>>>
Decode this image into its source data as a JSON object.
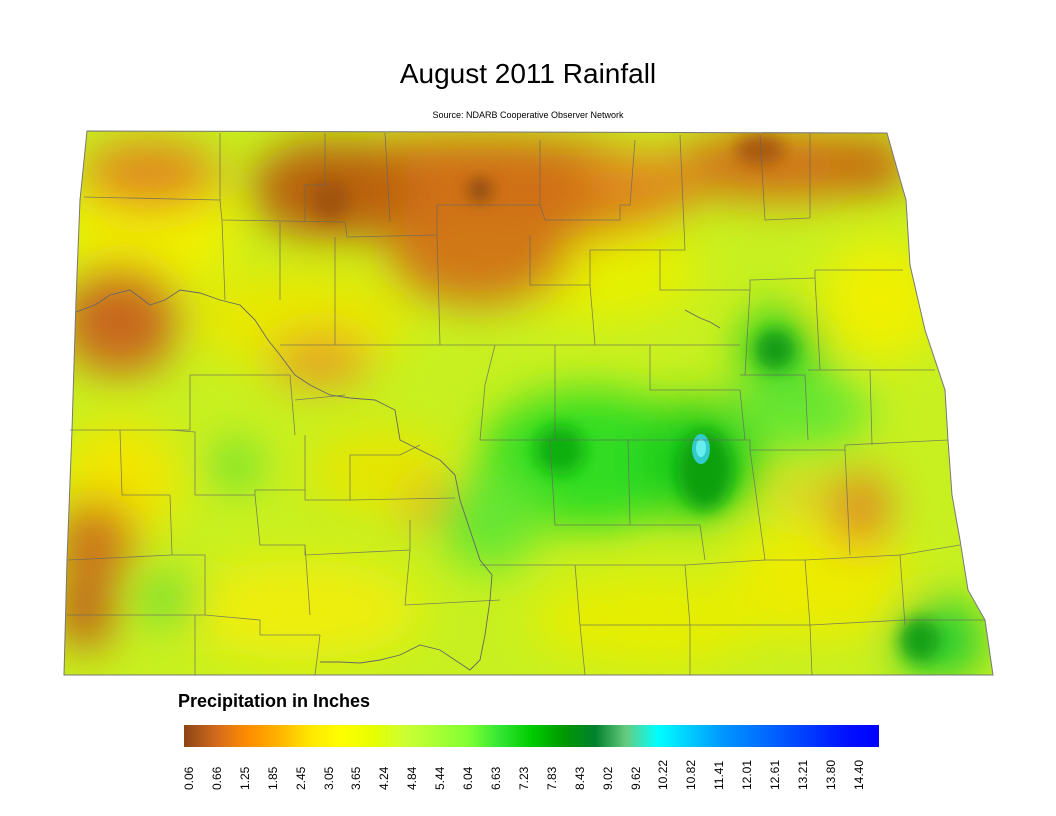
{
  "title": "August 2011 Rainfall",
  "subtitle": "Source: NDARB Cooperative Observer Network",
  "legend": {
    "title": "Precipitation in Inches",
    "ticks": [
      "0.06",
      "0.66",
      "1.25",
      "1.85",
      "2.45",
      "3.05",
      "3.65",
      "4.24",
      "4.84",
      "5.44",
      "6.04",
      "6.63",
      "7.23",
      "7.83",
      "8.43",
      "9.02",
      "9.62",
      "10.22",
      "10.82",
      "11.41",
      "12.01",
      "12.61",
      "13.21",
      "13.80",
      "14.40"
    ],
    "colors": [
      "#8b4513",
      "#d2691e",
      "#ff8c00",
      "#ffb300",
      "#ffe800",
      "#ffff00",
      "#e6ff00",
      "#ccff33",
      "#a8ff33",
      "#80ff33",
      "#33e633",
      "#00cc00",
      "#009900",
      "#00802b",
      "#66cc80",
      "#00ffff",
      "#00ccff",
      "#0099ff",
      "#0077ff",
      "#0055ff",
      "#0033ff",
      "#0011ff",
      "#0000ff"
    ]
  },
  "map": {
    "region": "North Dakota",
    "base_color": "#c8f020",
    "dry_color": "#c8681a",
    "wet_color": "#0fb80f",
    "peak_color": "#33cccc"
  }
}
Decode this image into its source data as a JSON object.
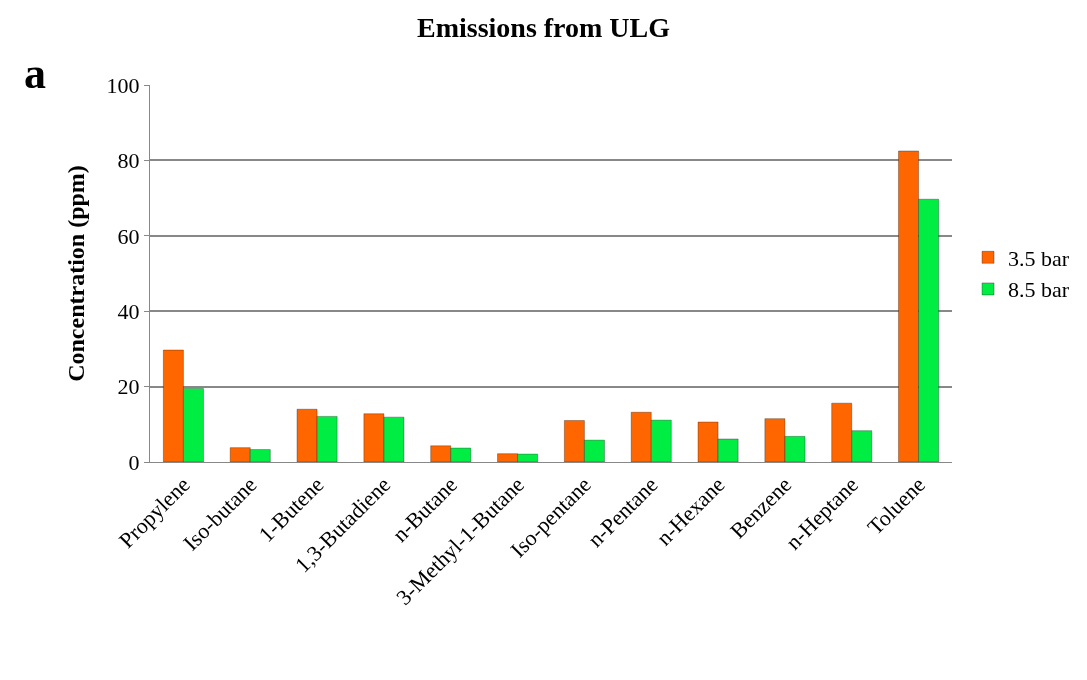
{
  "chart_data": {
    "type": "bar",
    "title": "Emissions from ULG",
    "ylabel": "Concentration (ppm)",
    "annotations": [
      "a"
    ],
    "categories": [
      "Propylene",
      "Iso-butane",
      "1-Butene",
      "1,3-Butadiene",
      "n-Butane",
      "3-Methyl-1-Butane",
      "Iso-pentane",
      "n-Pentane",
      "n-Hexane",
      "Benzene",
      "n-Heptane",
      "Toluene"
    ],
    "series": [
      {
        "name": "3.5 bar",
        "color": "#ff6600",
        "values": [
          29.7,
          3.8,
          14.0,
          12.8,
          4.3,
          2.2,
          11.0,
          13.2,
          10.6,
          11.5,
          15.6,
          82.5
        ]
      },
      {
        "name": "8.5 bar",
        "color": "#00ee44",
        "values": [
          19.5,
          3.3,
          12.1,
          11.9,
          3.7,
          2.1,
          5.8,
          11.1,
          6.1,
          6.8,
          8.3,
          69.7
        ]
      }
    ],
    "ylim": [
      0,
      100
    ],
    "yticks": [
      0,
      20,
      40,
      60,
      80,
      100
    ],
    "grid": "y",
    "legend": "right"
  }
}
<<<
Exercise details → Pictures don't belong in the copy. Restate all the entries exactly.

Reply to the task →
Decode this image into its source data as a JSON object.
{
  "title": "August 2011 Rainfall",
  "subtitle": "Source: NDARB Cooperative Observer Network",
  "legend": {
    "title": "Precipitation in Inches",
    "ticks": [
      "0.06",
      "0.66",
      "1.25",
      "1.85",
      "2.45",
      "3.05",
      "3.65",
      "4.24",
      "4.84",
      "5.44",
      "6.04",
      "6.63",
      "7.23",
      "7.83",
      "8.43",
      "9.02",
      "9.62",
      "10.22",
      "10.82",
      "11.41",
      "12.01",
      "12.61",
      "13.21",
      "13.80",
      "14.40"
    ],
    "colors": [
      "#8b4513",
      "#d2691e",
      "#ff8c00",
      "#ffb300",
      "#ffe800",
      "#ffff00",
      "#e6ff00",
      "#ccff33",
      "#a8ff33",
      "#80ff33",
      "#33e633",
      "#00cc00",
      "#009900",
      "#00802b",
      "#66cc80",
      "#00ffff",
      "#00ccff",
      "#0099ff",
      "#0077ff",
      "#0055ff",
      "#0033ff",
      "#0011ff",
      "#0000ff"
    ]
  },
  "map": {
    "region": "North Dakota",
    "base_color": "#c8f020",
    "dry_color": "#c8681a",
    "wet_color": "#0fb80f",
    "peak_color": "#33cccc"
  }
}
Decode this image into its source data as a JSON object.
{
  "chart_data": {
    "type": "bar",
    "title": "Emissions from ULG",
    "ylabel": "Concentration (ppm)",
    "annotations": [
      "a"
    ],
    "categories": [
      "Propylene",
      "Iso-butane",
      "1-Butene",
      "1,3-Butadiene",
      "n-Butane",
      "3-Methyl-1-Butane",
      "Iso-pentane",
      "n-Pentane",
      "n-Hexane",
      "Benzene",
      "n-Heptane",
      "Toluene"
    ],
    "series": [
      {
        "name": "3.5 bar",
        "color": "#ff6600",
        "values": [
          29.7,
          3.8,
          14.0,
          12.8,
          4.3,
          2.2,
          11.0,
          13.2,
          10.6,
          11.5,
          15.6,
          82.5
        ]
      },
      {
        "name": "8.5 bar",
        "color": "#00ee44",
        "values": [
          19.5,
          3.3,
          12.1,
          11.9,
          3.7,
          2.1,
          5.8,
          11.1,
          6.1,
          6.8,
          8.3,
          69.7
        ]
      }
    ],
    "ylim": [
      0,
      100
    ],
    "yticks": [
      0,
      20,
      40,
      60,
      80,
      100
    ],
    "grid": "y",
    "legend": "right"
  }
}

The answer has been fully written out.